Using the data beneath, show every line that includes the word "JSON".

---- Extracted data

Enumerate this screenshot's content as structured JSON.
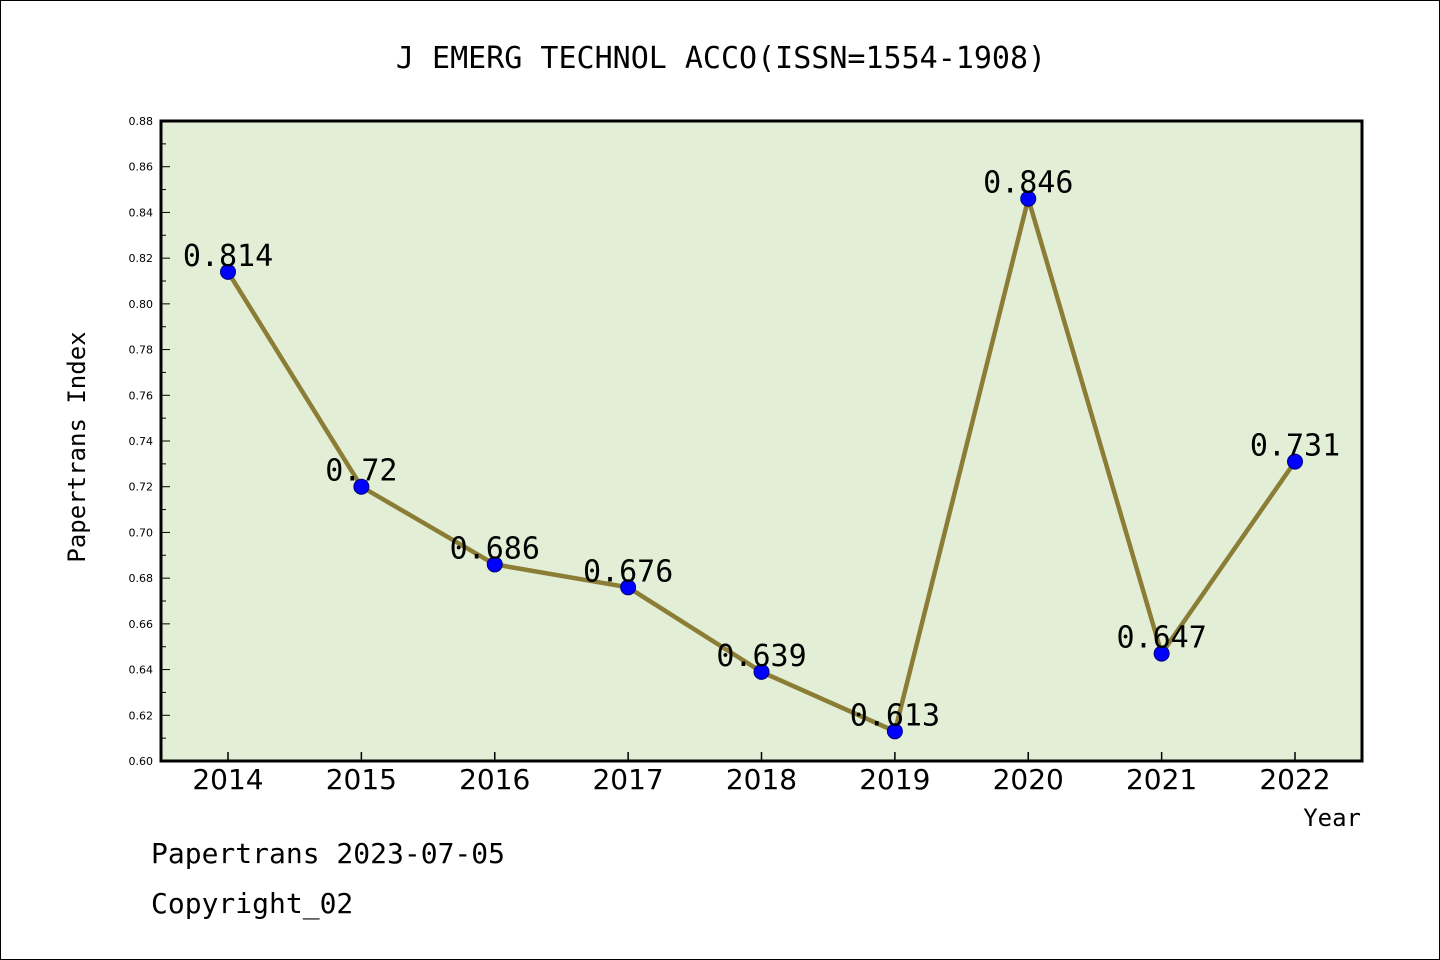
{
  "chart_data": {
    "type": "line",
    "title": "J EMERG TECHNOL ACCO(ISSN=1554-1908)",
    "xlabel": "Year",
    "ylabel": "Papertrans Index",
    "categories": [
      "2014",
      "2015",
      "2016",
      "2017",
      "2018",
      "2019",
      "2020",
      "2021",
      "2022"
    ],
    "values": [
      0.814,
      0.72,
      0.686,
      0.676,
      0.639,
      0.613,
      0.846,
      0.647,
      0.731
    ],
    "data_labels": [
      "0.814",
      "0.72",
      "0.686",
      "0.676",
      "0.639",
      "0.613",
      "0.846",
      "0.647",
      "0.731"
    ],
    "ylim": [
      0.6,
      0.88
    ],
    "yticks": [
      "0.60",
      "0.62",
      "0.64",
      "0.66",
      "0.68",
      "0.70",
      "0.72",
      "0.74",
      "0.76",
      "0.78",
      "0.80",
      "0.82",
      "0.84",
      "0.86",
      "0.88"
    ],
    "grid": false,
    "colors": {
      "plot_background": "#e2efd6",
      "line": "#8b7d36",
      "marker": "#0000ff",
      "marker_edge": "#00007a"
    }
  },
  "footer": {
    "date_line": "Papertrans 2023-07-05",
    "copyright_line": "Copyright_02"
  }
}
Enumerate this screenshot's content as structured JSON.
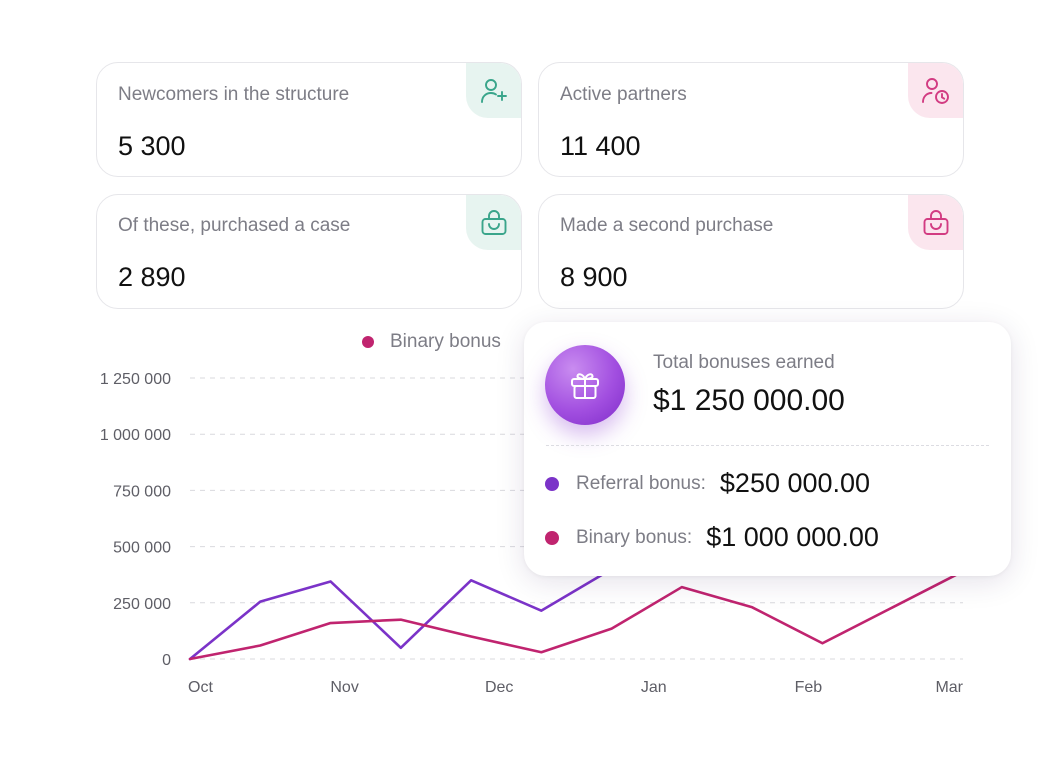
{
  "stats": [
    {
      "label": "Newcomers in the structure",
      "value": "5 300",
      "icon": "user-plus-icon",
      "accent": "#3aa58b"
    },
    {
      "label": "Active partners",
      "value": "11 400",
      "icon": "user-clock-icon",
      "accent": "#d23c82"
    },
    {
      "label": "Of these, purchased a case",
      "value": "2 890",
      "icon": "shopping-bag-icon",
      "accent": "#3aa58b"
    },
    {
      "label": "Made a second purchase",
      "value": "8 900",
      "icon": "shopping-bag-icon",
      "accent": "#d23c82"
    }
  ],
  "legend": {
    "label": "Binary bonus",
    "color": "#c0246f"
  },
  "chart_data": {
    "type": "line",
    "x": [
      "Oct",
      "",
      "Nov",
      "",
      "",
      "Dec",
      "",
      "Jan",
      "",
      "Feb",
      "",
      "Mar"
    ],
    "x_tick_labels": [
      "Oct",
      "Nov",
      "Dec",
      "Jan",
      "Feb",
      "Mar"
    ],
    "y_tick_labels": [
      "1 250 000",
      "1 000 000",
      "750 000",
      "500 000",
      "250 000",
      "0"
    ],
    "ylim": [
      0,
      1250000
    ],
    "grid": true,
    "series": [
      {
        "name": "Referral bonus",
        "color": "#7b33c8",
        "values": [
          0,
          255000,
          345000,
          50000,
          350000,
          215000,
          400000,
          null,
          null,
          null,
          null,
          null
        ]
      },
      {
        "name": "Binary bonus",
        "color": "#c0246f",
        "values": [
          0,
          60000,
          160000,
          175000,
          100000,
          30000,
          135000,
          320000,
          230000,
          70000,
          230000,
          390000
        ]
      }
    ]
  },
  "tooltip": {
    "title": "Total bonuses earned",
    "total": "$1 250 000.00",
    "icon": "gift-icon",
    "rows": [
      {
        "label": "Referral bonus:",
        "value": "$250 000.00",
        "color": "#7b33c8"
      },
      {
        "label": "Binary bonus:",
        "value": "$1 000 000.00",
        "color": "#c0246f"
      }
    ]
  }
}
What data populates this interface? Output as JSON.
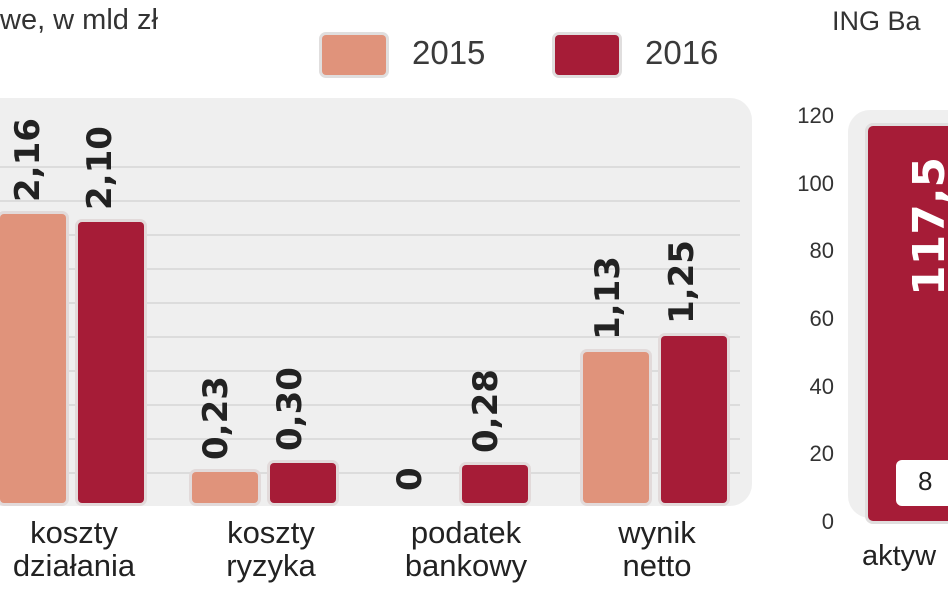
{
  "chart_data": [
    {
      "type": "bar",
      "title": "",
      "subtitle_fragment": "we, w mld zł",
      "categories": [
        "koszty\ndziałania",
        "koszty\nryzyka",
        "podatek\nbankowy",
        "wynik\nnetto"
      ],
      "series": [
        {
          "name": "2015",
          "color": "#e0937b",
          "values": [
            2.16,
            0.23,
            0,
            1.13
          ],
          "labels": [
            "2,16",
            "0,23",
            "0",
            "1,13"
          ]
        },
        {
          "name": "2016",
          "color": "#a61c37",
          "values": [
            2.1,
            0.3,
            0.28,
            1.25
          ],
          "labels": [
            "2,10",
            "0,30",
            "0,28",
            "1,25"
          ]
        }
      ],
      "legend": "top-right",
      "grid": true
    },
    {
      "type": "bar",
      "title_fragment": "ING Ba",
      "categories": [
        "aktyw"
      ],
      "series": [
        {
          "values": [
            117.5
          ],
          "labels": [
            "117,5"
          ],
          "color": "#a61c37"
        }
      ],
      "inner_box_label": "8",
      "yticks": [
        "120",
        "100",
        "80",
        "60",
        "40",
        "20",
        "0"
      ],
      "ylim": [
        0,
        120
      ]
    }
  ]
}
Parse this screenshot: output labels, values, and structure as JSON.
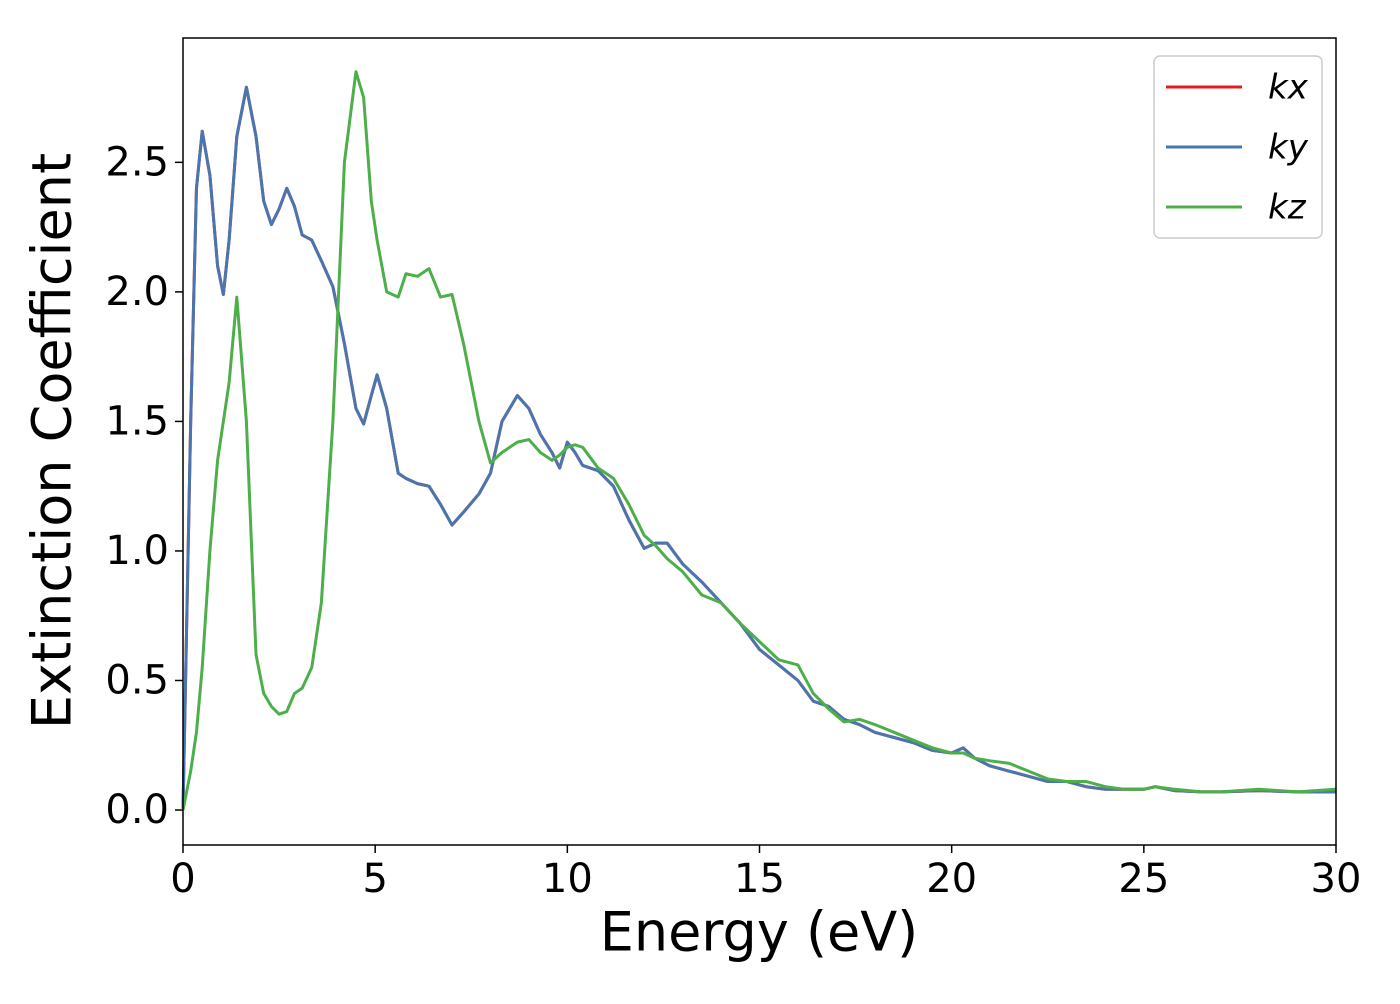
{
  "chart_data": {
    "type": "line",
    "xlabel": "Energy (eV)",
    "ylabel": "Extinction Coefficient",
    "xlim": [
      0,
      30
    ],
    "ylim": [
      -0.135,
      2.98
    ],
    "xticks": [
      0,
      5,
      10,
      15,
      20,
      25,
      30
    ],
    "yticks": [
      {
        "value": 0,
        "label": "0.0"
      },
      0.5,
      {
        "value": 1,
        "label": "1.0"
      },
      1.5,
      {
        "value": 2,
        "label": "2.0"
      },
      2.5
    ],
    "legend": "upper right",
    "x": [
      0,
      0.2,
      0.35,
      0.5,
      0.7,
      0.9,
      1.05,
      1.2,
      1.4,
      1.65,
      1.9,
      2.1,
      2.3,
      2.5,
      2.7,
      2.9,
      3.1,
      3.35,
      3.6,
      3.9,
      4.2,
      4.5,
      4.7,
      4.9,
      5.05,
      5.3,
      5.6,
      5.8,
      6.1,
      6.4,
      6.7,
      7.0,
      7.3,
      7.7,
      8.0,
      8.3,
      8.7,
      9.0,
      9.3,
      9.6,
      9.8,
      10.0,
      10.2,
      10.4,
      10.8,
      11.2,
      11.6,
      12.0,
      12.3,
      12.6,
      13.0,
      13.5,
      14.0,
      14.5,
      15.0,
      15.5,
      16.0,
      16.4,
      16.8,
      17.2,
      17.6,
      18.0,
      18.5,
      19.0,
      19.5,
      20.0,
      20.3,
      20.6,
      21.0,
      21.5,
      22.0,
      22.5,
      23.0,
      23.5,
      24.0,
      24.5,
      25.0,
      25.3,
      25.8,
      26.5,
      27.0,
      28.0,
      29.0,
      30.0
    ],
    "series": [
      {
        "name": "kx",
        "color": "#e41a1c",
        "values": [
          0.0,
          1.5,
          2.4,
          2.62,
          2.45,
          2.1,
          1.99,
          2.2,
          2.6,
          2.79,
          2.6,
          2.35,
          2.26,
          2.32,
          2.4,
          2.33,
          2.22,
          2.2,
          2.12,
          2.02,
          1.8,
          1.55,
          1.49,
          1.6,
          1.68,
          1.55,
          1.3,
          1.28,
          1.26,
          1.25,
          1.18,
          1.1,
          1.15,
          1.22,
          1.3,
          1.5,
          1.6,
          1.55,
          1.45,
          1.38,
          1.32,
          1.42,
          1.38,
          1.33,
          1.31,
          1.25,
          1.12,
          1.01,
          1.03,
          1.03,
          0.95,
          0.88,
          0.8,
          0.72,
          0.62,
          0.56,
          0.5,
          0.42,
          0.4,
          0.35,
          0.33,
          0.3,
          0.28,
          0.26,
          0.23,
          0.22,
          0.24,
          0.2,
          0.17,
          0.15,
          0.13,
          0.11,
          0.11,
          0.09,
          0.08,
          0.08,
          0.08,
          0.09,
          0.075,
          0.07,
          0.07,
          0.075,
          0.07,
          0.07
        ]
      },
      {
        "name": "ky",
        "color": "#4a76b0",
        "values": [
          0.0,
          1.5,
          2.4,
          2.62,
          2.45,
          2.1,
          1.99,
          2.2,
          2.6,
          2.79,
          2.6,
          2.35,
          2.26,
          2.32,
          2.4,
          2.33,
          2.22,
          2.2,
          2.12,
          2.02,
          1.8,
          1.55,
          1.49,
          1.6,
          1.68,
          1.55,
          1.3,
          1.28,
          1.26,
          1.25,
          1.18,
          1.1,
          1.15,
          1.22,
          1.3,
          1.5,
          1.6,
          1.55,
          1.45,
          1.38,
          1.32,
          1.42,
          1.38,
          1.33,
          1.31,
          1.25,
          1.12,
          1.01,
          1.03,
          1.03,
          0.95,
          0.88,
          0.8,
          0.72,
          0.62,
          0.56,
          0.5,
          0.42,
          0.4,
          0.35,
          0.33,
          0.3,
          0.28,
          0.26,
          0.23,
          0.22,
          0.24,
          0.2,
          0.17,
          0.15,
          0.13,
          0.11,
          0.11,
          0.09,
          0.08,
          0.08,
          0.08,
          0.09,
          0.075,
          0.07,
          0.07,
          0.075,
          0.07,
          0.07
        ]
      },
      {
        "name": "kz",
        "color": "#4daf4a",
        "values": [
          0.0,
          0.15,
          0.3,
          0.55,
          1.0,
          1.35,
          1.5,
          1.65,
          1.98,
          1.5,
          0.6,
          0.45,
          0.4,
          0.37,
          0.38,
          0.45,
          0.47,
          0.55,
          0.8,
          1.5,
          2.5,
          2.85,
          2.75,
          2.35,
          2.2,
          2.0,
          1.98,
          2.07,
          2.06,
          2.09,
          1.98,
          1.99,
          1.8,
          1.5,
          1.34,
          1.38,
          1.42,
          1.43,
          1.38,
          1.35,
          1.37,
          1.4,
          1.41,
          1.4,
          1.32,
          1.28,
          1.18,
          1.06,
          1.02,
          0.97,
          0.92,
          0.83,
          0.8,
          0.72,
          0.65,
          0.58,
          0.56,
          0.45,
          0.39,
          0.34,
          0.35,
          0.33,
          0.3,
          0.27,
          0.24,
          0.22,
          0.22,
          0.2,
          0.19,
          0.18,
          0.15,
          0.12,
          0.11,
          0.11,
          0.09,
          0.08,
          0.08,
          0.09,
          0.08,
          0.07,
          0.07,
          0.08,
          0.07,
          0.08
        ]
      }
    ]
  }
}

--------

## Worked solution
Enumerate this screenshot's content as structured JSON.
Enumerate this screenshot's content as structured JSON.
What data populates this interface? Output as JSON.
Parse this screenshot: output labels, values, and structure as JSON.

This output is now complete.